-------- Data provided --------
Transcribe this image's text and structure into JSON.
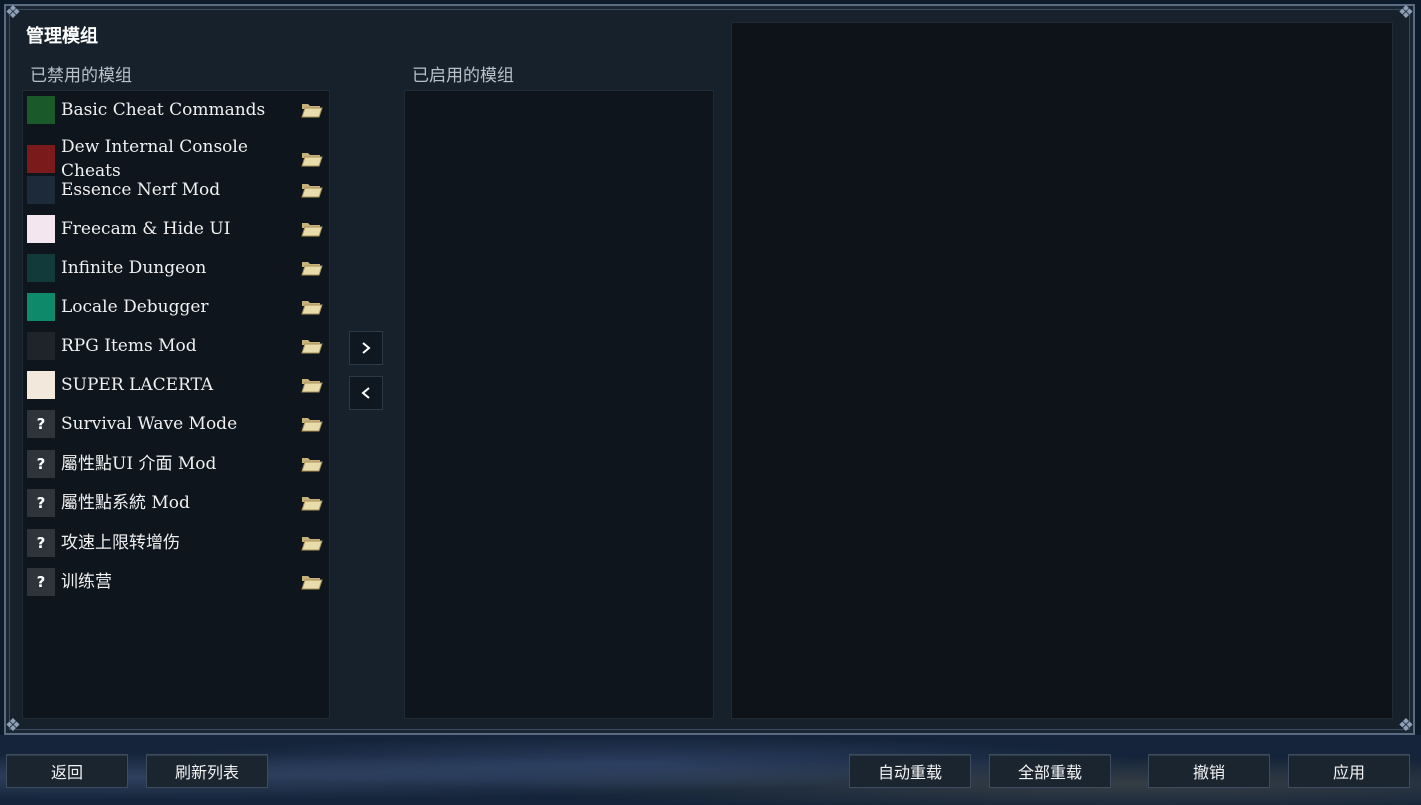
{
  "window": {
    "title": "管理模组"
  },
  "disabled_header": "已禁用的模组",
  "enabled_header": "已启用的模组",
  "disabled_mods": [
    {
      "name": "Basic Cheat Commands",
      "icon": "green-tree-icon",
      "icon_text": "",
      "icon_bg": "#1a5a2a",
      "icon_fg": "#7bff6a"
    },
    {
      "name": "Dew Internal Console Cheats",
      "icon": "red-figure-icon",
      "icon_text": "",
      "icon_bg": "#7a1a1a",
      "icon_fg": "#ff9a9a"
    },
    {
      "name": "Essence Nerf Mod",
      "icon": "diamond-icon",
      "icon_text": "",
      "icon_bg": "#1c2a3a",
      "icon_fg": "#6ab0ff"
    },
    {
      "name": "Freecam & Hide UI",
      "icon": "pink-sketch-icon",
      "icon_text": "",
      "icon_bg": "#f4e6ee",
      "icon_fg": "#c0306a"
    },
    {
      "name": "Infinite Dungeon",
      "icon": "dungeon-icon",
      "icon_text": "",
      "icon_bg": "#123a3a",
      "icon_fg": "#7ad0d0"
    },
    {
      "name": "Locale Debugger",
      "icon": "bug-icon",
      "icon_text": "",
      "icon_bg": "#0e8a6a",
      "icon_fg": "#ffffff"
    },
    {
      "name": "RPG Items Mod",
      "icon": "rpg-icon",
      "icon_text": "",
      "icon_bg": "#1e242a",
      "icon_fg": "#d8b84a"
    },
    {
      "name": "SUPER LACERTA",
      "icon": "lacerta-icon",
      "icon_text": "",
      "icon_bg": "#f2e8dc",
      "icon_fg": "#704020"
    },
    {
      "name": "Survival Wave Mode",
      "icon": "question-icon",
      "icon_text": "?",
      "icon_bg": "#2e343a",
      "icon_fg": "#ffffff"
    },
    {
      "name": "屬性點UI 介面 Mod",
      "icon": "question-icon",
      "icon_text": "?",
      "icon_bg": "#2e343a",
      "icon_fg": "#ffffff"
    },
    {
      "name": "屬性點系統 Mod",
      "icon": "question-icon",
      "icon_text": "?",
      "icon_bg": "#2e343a",
      "icon_fg": "#ffffff"
    },
    {
      "name": "攻速上限转增伤",
      "icon": "question-icon",
      "icon_text": "?",
      "icon_bg": "#2e343a",
      "icon_fg": "#ffffff"
    },
    {
      "name": "训练营",
      "icon": "question-icon",
      "icon_text": "?",
      "icon_bg": "#2e343a",
      "icon_fg": "#ffffff"
    }
  ],
  "enabled_mods": [],
  "controls": {
    "enable_icon": "chevron-right-icon",
    "disable_icon": "chevron-left-icon"
  },
  "buttons": {
    "back": "返回",
    "refresh": "刷新列表",
    "auto_reload": "自动重载",
    "reload_all": "全部重载",
    "undo": "撤销",
    "apply": "应用"
  }
}
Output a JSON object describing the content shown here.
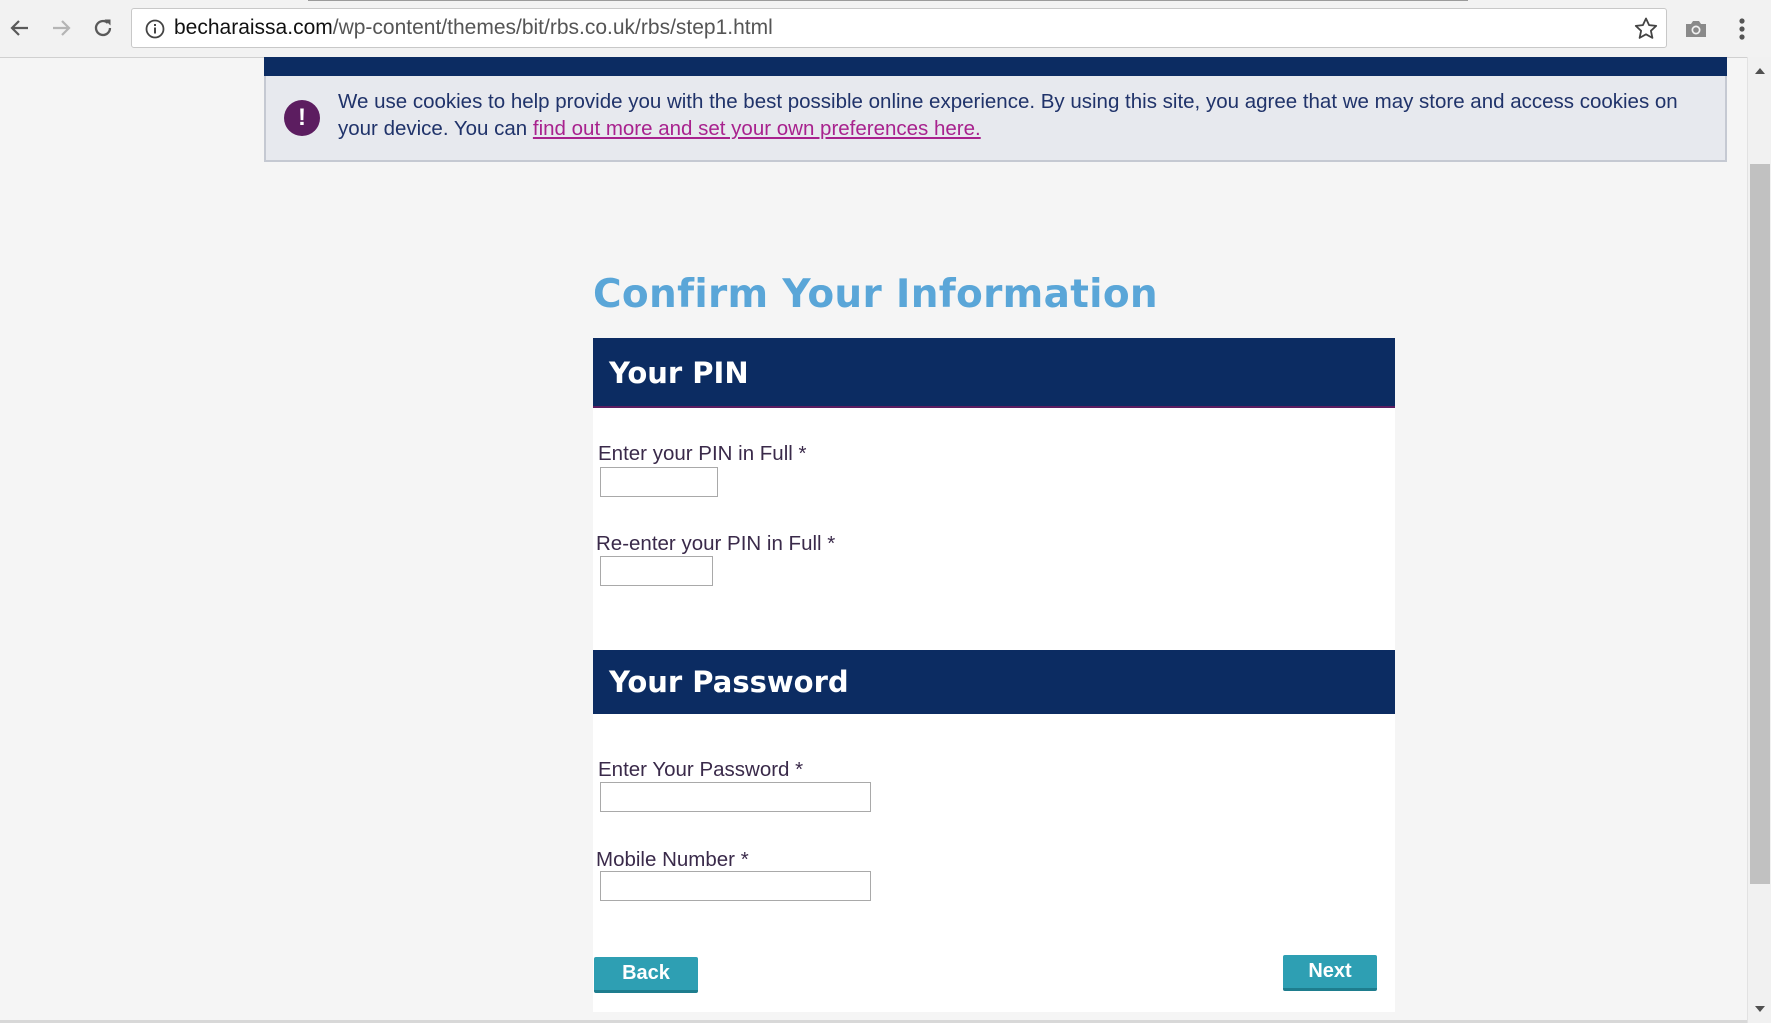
{
  "browser": {
    "url_host": "becharaissa.com",
    "url_path": "/wp-content/themes/bit/rbs.co.uk/rbs/step1.html"
  },
  "cookie_banner": {
    "message": "We use cookies to help provide you with the best possible online experience.  By using this site, you agree that we may store and access cookies on your device. You can ",
    "link_text": "find out more and set your own preferences here.",
    "icon": "exclamation-icon",
    "icon_color": "#5c1d60"
  },
  "page": {
    "title": "Confirm Your Information",
    "title_color": "#5aa6d8",
    "header_color": "#0c2c62",
    "button_color": "#2e9fb3"
  },
  "pin_section": {
    "heading": "Your PIN",
    "pin_label": "Enter your PIN in Full *",
    "pin_value": "",
    "reenter_label": "Re-enter your PIN in Full *",
    "reenter_value": ""
  },
  "password_section": {
    "heading": "Your Password",
    "password_label": "Enter Your Password *",
    "password_value": "",
    "mobile_label": "Mobile Number *",
    "mobile_value": ""
  },
  "buttons": {
    "back": "Back",
    "next": "Next"
  }
}
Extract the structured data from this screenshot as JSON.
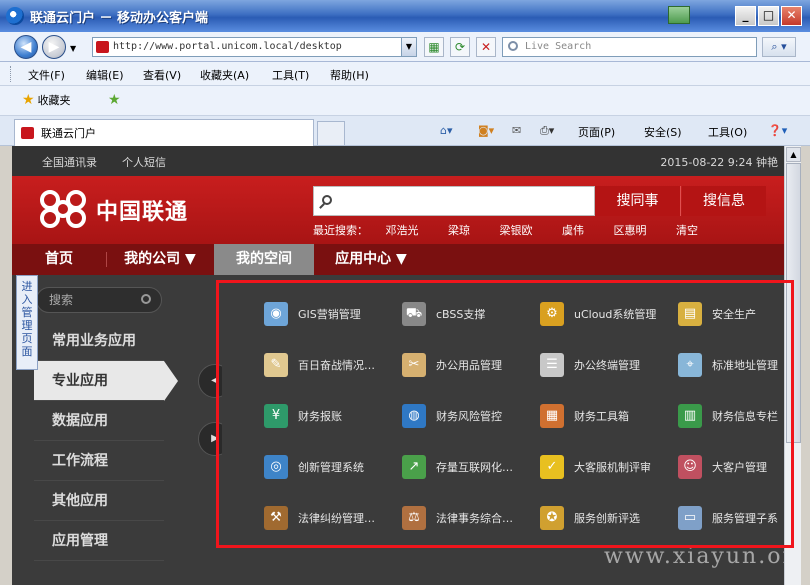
{
  "window": {
    "title": "联通云门户 － 移动办公客户端"
  },
  "address": {
    "url": "http://www.portal.unicom.local/desktop",
    "search_placeholder": "Live Search"
  },
  "menu": [
    "文件(F)",
    "编辑(E)",
    "查看(V)",
    "收藏夹(A)",
    "工具(T)",
    "帮助(H)"
  ],
  "favorites": {
    "label": "收藏夹"
  },
  "tab": {
    "title": "联通云门户"
  },
  "commands": {
    "page": "页面(P)",
    "safety": "安全(S)",
    "tools": "工具(O)"
  },
  "page": {
    "top_links": [
      "全国通讯录",
      "个人短信"
    ],
    "clock": "2015-08-22 9:24 钟艳",
    "logo_text": "中国联通",
    "search": {
      "btn_people": "搜同事",
      "btn_info": "搜信息"
    },
    "recent_label": "最近搜索：",
    "recent": [
      "邓浩光",
      "梁琼",
      "梁银欧",
      "虞伟",
      "区惠明",
      "清空"
    ],
    "nav": [
      "首页",
      "我的公司 ▼",
      "我的空间",
      "应用中心 ▼"
    ],
    "side_search": "搜索",
    "side_items": [
      "常用业务应用",
      "专业应用",
      "数据应用",
      "工作流程",
      "其他应用",
      "应用管理"
    ],
    "vert_tab": "进入管理页面",
    "apps": [
      {
        "label": "GIS营销管理",
        "icon": "globe-screen-icon",
        "color": "#6ea5d8"
      },
      {
        "label": "cBSS支撑",
        "icon": "cart-icon",
        "color": "#888888"
      },
      {
        "label": "uCloud系统管理",
        "icon": "gears-icon",
        "color": "#d9a020"
      },
      {
        "label": "安全生产",
        "icon": "board-icon",
        "color": "#d8b040"
      },
      {
        "label": "百日奋战情况…",
        "icon": "notepad-icon",
        "color": "#e0c890"
      },
      {
        "label": "办公用品管理",
        "icon": "tools-icon",
        "color": "#d6b070"
      },
      {
        "label": "办公终端管理",
        "icon": "document-icon",
        "color": "#c8c8c8"
      },
      {
        "label": "标准地址管理",
        "icon": "map-icon",
        "color": "#88b6d8"
      },
      {
        "label": "财务报账",
        "icon": "yen-icon",
        "color": "#2e9a6a"
      },
      {
        "label": "财务风险管控",
        "icon": "globe-icon",
        "color": "#2f78c4"
      },
      {
        "label": "财务工具箱",
        "icon": "calculator-icon",
        "color": "#d07030"
      },
      {
        "label": "财务信息专栏",
        "icon": "bar-chart-icon",
        "color": "#3a9a4a"
      },
      {
        "label": "创新管理系统",
        "icon": "globe-blue-icon",
        "color": "#3e84c8"
      },
      {
        "label": "存量互联网化…",
        "icon": "growth-chart-icon",
        "color": "#4aa04a"
      },
      {
        "label": "大客服机制评审",
        "icon": "checkmark-icon",
        "color": "#e8c020"
      },
      {
        "label": "大客户管理",
        "icon": "people-icon",
        "color": "#c05060"
      },
      {
        "label": "法律纠纷管理…",
        "icon": "gavel-icon",
        "color": "#a06a30"
      },
      {
        "label": "法律事务综合…",
        "icon": "law-book-icon",
        "color": "#b07040"
      },
      {
        "label": "服务创新评选",
        "icon": "medal-icon",
        "color": "#d0a030"
      },
      {
        "label": "服务管理子系",
        "icon": "form-icon",
        "color": "#7fa0c8"
      }
    ],
    "watermark": "www.xiayun.org"
  }
}
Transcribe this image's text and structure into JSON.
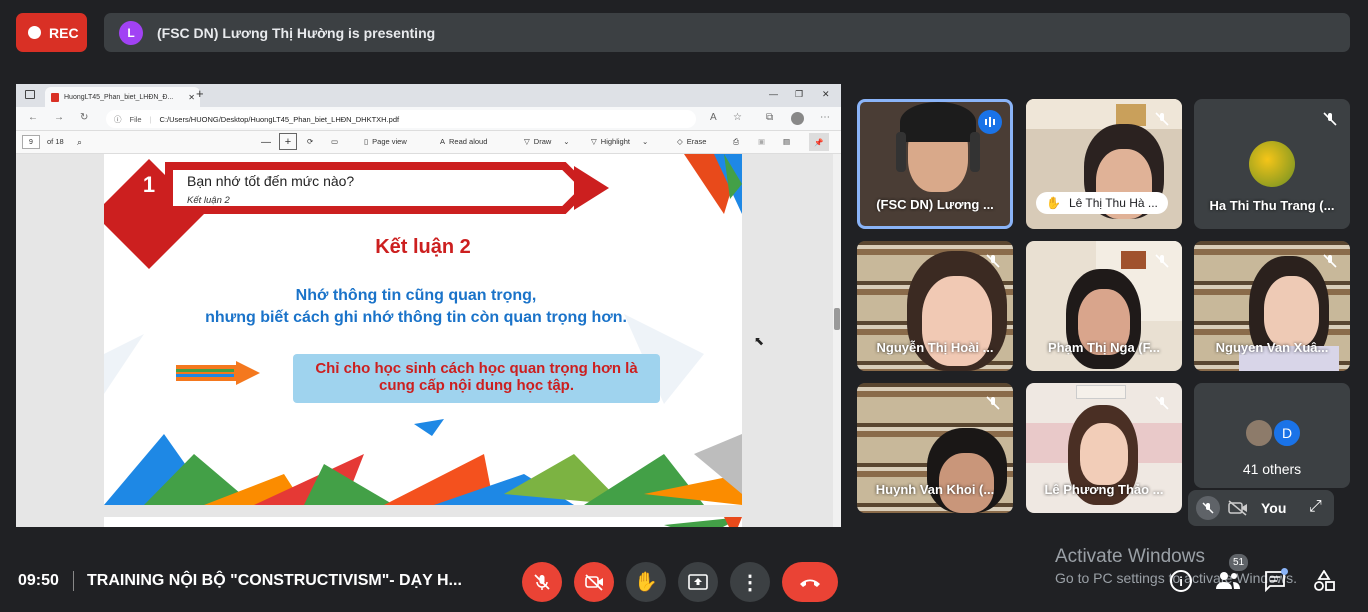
{
  "recording": {
    "label": "REC"
  },
  "presenter_bar": {
    "avatar_letter": "L",
    "text": "(FSC DN) Lương Thị Hường is presenting"
  },
  "browser": {
    "tab_title": "HuongLT45_Phan_biet_LHĐN_Đ...",
    "url_scheme": "File",
    "url": "C:/Users/HUONG/Desktop/HuongLT45_Phan_biet_LHĐN_DHKTXH.pdf",
    "page_number": "9",
    "page_total": "of 18",
    "toolbar": {
      "page_view": "Page view",
      "read_aloud": "Read aloud",
      "draw": "Draw",
      "highlight": "Highlight",
      "erase": "Erase"
    }
  },
  "slide": {
    "badge_number": "1",
    "header_title": "Bạn nhớ tốt đến mức nào?",
    "header_subtitle": "Kết luận 2",
    "heading": "Kết luận 2",
    "line1": "Nhớ thông tin cũng quan trọng,",
    "line2": "nhưng biết cách ghi nhớ thông tin còn quan trọng hơn.",
    "box_line1": "Chỉ cho học sinh cách học quan trọng hơn là",
    "box_line2": "cung cấp nội dung học tập."
  },
  "participants": [
    {
      "name": "(FSC DN) Lương ...",
      "state": "speaking"
    },
    {
      "name": "Lê Thị Thu Hà ...",
      "state": "hand-raised"
    },
    {
      "name": "Ha Thi Thu Trang (...",
      "state": "muted"
    },
    {
      "name": "Nguyễn Thị Hoài ...",
      "state": "muted"
    },
    {
      "name": "Phạm Thị Nga (F...",
      "state": "muted"
    },
    {
      "name": "Nguyen Van Xuâ...",
      "state": "muted"
    },
    {
      "name": "Huynh Van Khoi (...",
      "state": "muted"
    },
    {
      "name": "Lê Phương Thảo ...",
      "state": "muted"
    }
  ],
  "others": {
    "avatar_letter": "D",
    "label": "41 others"
  },
  "self_tile": {
    "label": "You"
  },
  "footer": {
    "time": "09:50",
    "meeting_title": "TRAINING NỘI BỘ \"CONSTRUCTIVISM\"- DẠY H...",
    "people_count": "51"
  },
  "watermark": {
    "line1": "Activate Windows",
    "line2": "Go to PC settings to activate Windows."
  },
  "colors": {
    "rec": "#d93025",
    "end_call": "#ea4335",
    "slide_red": "#cc1f1f",
    "slide_blue": "#1a73c9",
    "box_bg": "#9fd3ee"
  }
}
--------
Instruction ::
Extract each line holding the word "trọng" from the records.

Answer ::
    "line1": "Nhớ thông tin cũng quan trọng,",
    "line2": "nhưng biết cách ghi nhớ thông tin còn quan trọng hơn.",
    "box_line1": "Chỉ cho học sinh cách học quan trọng hơn là",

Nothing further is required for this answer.